DOCUMENT TEXT
■ ■ ■

Villanueva 2013.

Study characteristics
Methods	Design: RCT, parallel 2‐arm, single‐site, phase 4 trial Setting: large general hospital, Barcelona, Spain Recruitment: June 2003 to December 2009 Maximum follow‐up: 45 days
Participants	Participants > 18 years of age who had haematemesis or melena, or both (due to upper GI bleeding) 921 randomised Liberal group: n = 460; mean age (SD) = 64 (16) years. After 15 withdrawals, 445 were included in analysis Restrictive group: n = 461; mean age (SD) = 66 (15) years. After 17 withdrawals, 444 were included in analysis
Interventions	Liberal group: transfused when Hb < 9 g/dL Restrictive group: transfused when Hb as < 7 g/dL In both groups, 1 unit of RBCs was transfused initially
Outcomes	Primary outcome: death at 45 days Secondary outcomes included: rate of further bleeding, rate of in‐hospital complications
Notes	Trial registration (December 2006 to not prospective): NCT00414713 Trial funding: Fundació Investigació Sant Pau COI statement by investigators: "Dr. Guarner reports receiving consulting fees from Sequana Medical. No other potential conflict of interest relevant to this article was reported" (Villanueva 2013 p 20)
Risk of bias
Bias	Authors' judgement	Support for judgement
Random sequence generation (selection bias)	Low risk	Random sequence generation was computer generated
Allocation concealment (selection bias)	Low risk	Trial used sealed consecutively numbered, opaque envelopes
Blinding of participants and personnel (performance bias) Objective outcomes	Low risk	Blinding of personnel for this intervention is not feasible, but in our view, for objective outcomes such as mortality (the primary outcome used within this review), we graded risk of bias as 'low' Clinicians and participants were not blinded
Blinding of outcome assessment (detection bias) Objective measures	Low risk	Blinding of mortality (the primary outcome used within this review) is not relevant, and we graded risk of bias as 'low' Mortality was the primary trial outcome. Assessors of other outcomes were not documented to be blinded
Blinding of outcome assessment (detection bias) Subjective measures	Low risk	No data from subjective outcomes (e.g. function)
Incomplete outcome data (attrition bias) All outcomes	Low risk	There were 15 withdrawals from the liberal arm (of 460 participants) and 17 withdrawals from the restrictive arm (of 461 participants)
Selective reporting (reporting bias)	Unclear risk	Trial was registered post hoc (3 years after recruitment began). The primary outcome changed from death at 30 days (December 2006) to death at 45 days (November 2007) (all data were obtained from primary author of trial report by JC)
Other bias	Low risk	No other biases were apparent

■ ■ ■

EXTRACTED MATERIAL
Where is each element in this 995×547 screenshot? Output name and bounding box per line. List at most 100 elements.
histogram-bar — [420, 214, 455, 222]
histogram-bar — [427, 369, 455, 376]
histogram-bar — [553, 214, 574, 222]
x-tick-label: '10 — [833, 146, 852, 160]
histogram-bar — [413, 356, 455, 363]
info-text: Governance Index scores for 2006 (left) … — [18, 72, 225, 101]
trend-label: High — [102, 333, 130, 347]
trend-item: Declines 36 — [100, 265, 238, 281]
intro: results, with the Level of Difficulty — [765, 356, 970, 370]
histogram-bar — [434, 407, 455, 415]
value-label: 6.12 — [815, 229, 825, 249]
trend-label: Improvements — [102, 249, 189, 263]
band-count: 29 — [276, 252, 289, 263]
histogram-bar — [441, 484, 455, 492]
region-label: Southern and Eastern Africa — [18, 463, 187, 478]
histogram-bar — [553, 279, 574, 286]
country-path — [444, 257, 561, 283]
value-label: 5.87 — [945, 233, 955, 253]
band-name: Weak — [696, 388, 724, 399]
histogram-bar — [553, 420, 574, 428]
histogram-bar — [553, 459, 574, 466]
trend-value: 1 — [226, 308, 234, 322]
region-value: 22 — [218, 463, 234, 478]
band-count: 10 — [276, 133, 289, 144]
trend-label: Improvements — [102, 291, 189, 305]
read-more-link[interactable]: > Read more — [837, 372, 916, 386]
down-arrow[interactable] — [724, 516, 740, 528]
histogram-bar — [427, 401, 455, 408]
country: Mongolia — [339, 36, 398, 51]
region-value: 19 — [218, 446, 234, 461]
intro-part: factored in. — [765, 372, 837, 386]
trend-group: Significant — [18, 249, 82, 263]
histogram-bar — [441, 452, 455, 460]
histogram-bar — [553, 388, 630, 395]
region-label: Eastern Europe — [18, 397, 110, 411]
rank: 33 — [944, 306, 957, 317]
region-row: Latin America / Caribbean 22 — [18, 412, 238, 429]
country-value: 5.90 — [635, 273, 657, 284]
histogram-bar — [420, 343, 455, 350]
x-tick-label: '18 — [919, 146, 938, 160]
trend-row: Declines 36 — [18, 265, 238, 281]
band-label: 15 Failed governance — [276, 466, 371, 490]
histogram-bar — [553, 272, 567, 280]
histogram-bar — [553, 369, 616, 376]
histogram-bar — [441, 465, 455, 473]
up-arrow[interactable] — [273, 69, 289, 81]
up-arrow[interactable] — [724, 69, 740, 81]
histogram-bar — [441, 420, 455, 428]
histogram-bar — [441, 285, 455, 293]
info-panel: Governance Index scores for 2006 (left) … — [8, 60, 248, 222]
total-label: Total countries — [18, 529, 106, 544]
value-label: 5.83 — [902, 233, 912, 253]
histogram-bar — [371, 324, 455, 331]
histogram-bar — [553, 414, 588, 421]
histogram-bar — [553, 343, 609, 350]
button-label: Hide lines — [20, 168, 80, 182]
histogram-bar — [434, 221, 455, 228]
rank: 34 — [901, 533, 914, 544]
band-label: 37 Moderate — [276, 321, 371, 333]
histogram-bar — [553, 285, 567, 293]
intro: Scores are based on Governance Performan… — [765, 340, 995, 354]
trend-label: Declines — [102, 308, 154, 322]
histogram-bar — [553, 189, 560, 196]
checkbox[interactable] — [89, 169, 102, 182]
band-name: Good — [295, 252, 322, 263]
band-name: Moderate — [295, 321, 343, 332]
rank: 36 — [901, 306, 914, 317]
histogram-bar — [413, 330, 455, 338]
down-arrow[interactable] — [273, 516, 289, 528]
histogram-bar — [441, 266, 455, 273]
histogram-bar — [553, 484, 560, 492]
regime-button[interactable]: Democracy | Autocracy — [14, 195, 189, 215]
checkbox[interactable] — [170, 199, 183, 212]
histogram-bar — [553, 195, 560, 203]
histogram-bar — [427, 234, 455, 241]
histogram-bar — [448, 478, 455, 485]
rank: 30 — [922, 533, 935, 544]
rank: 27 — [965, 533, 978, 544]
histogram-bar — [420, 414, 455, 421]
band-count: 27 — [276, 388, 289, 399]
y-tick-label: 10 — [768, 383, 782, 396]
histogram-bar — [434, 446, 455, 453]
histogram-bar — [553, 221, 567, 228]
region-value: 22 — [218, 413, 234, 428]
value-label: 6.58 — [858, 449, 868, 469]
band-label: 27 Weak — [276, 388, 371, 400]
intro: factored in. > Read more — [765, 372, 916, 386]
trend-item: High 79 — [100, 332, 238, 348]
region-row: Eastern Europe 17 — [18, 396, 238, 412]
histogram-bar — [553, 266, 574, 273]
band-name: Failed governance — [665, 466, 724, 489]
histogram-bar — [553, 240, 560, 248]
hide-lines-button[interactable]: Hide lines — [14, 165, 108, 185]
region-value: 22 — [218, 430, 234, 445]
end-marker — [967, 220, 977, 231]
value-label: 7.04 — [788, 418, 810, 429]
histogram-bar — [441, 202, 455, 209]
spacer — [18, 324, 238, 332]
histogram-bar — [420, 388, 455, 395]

■ ■ ■

WHAT THE TASK REQUIRES
In the trial summary, turn the paragraph that begins "Participants > 18 years of age" into a short list that keeps its main facts.

OUTPUT BELOW
- Eligibility: participants over 18 with haematemesis, melena, or both, due to upper GI bleeding
- Randomized: 921
- Liberal group: 460 participants, mean age 64 (SD 16) years; 15 withdrew, leaving 445 in the analysis
- Restrictive group: 461 participants, mean age 66 (SD 15) years; 17 withdrew, leaving 444 in the analysis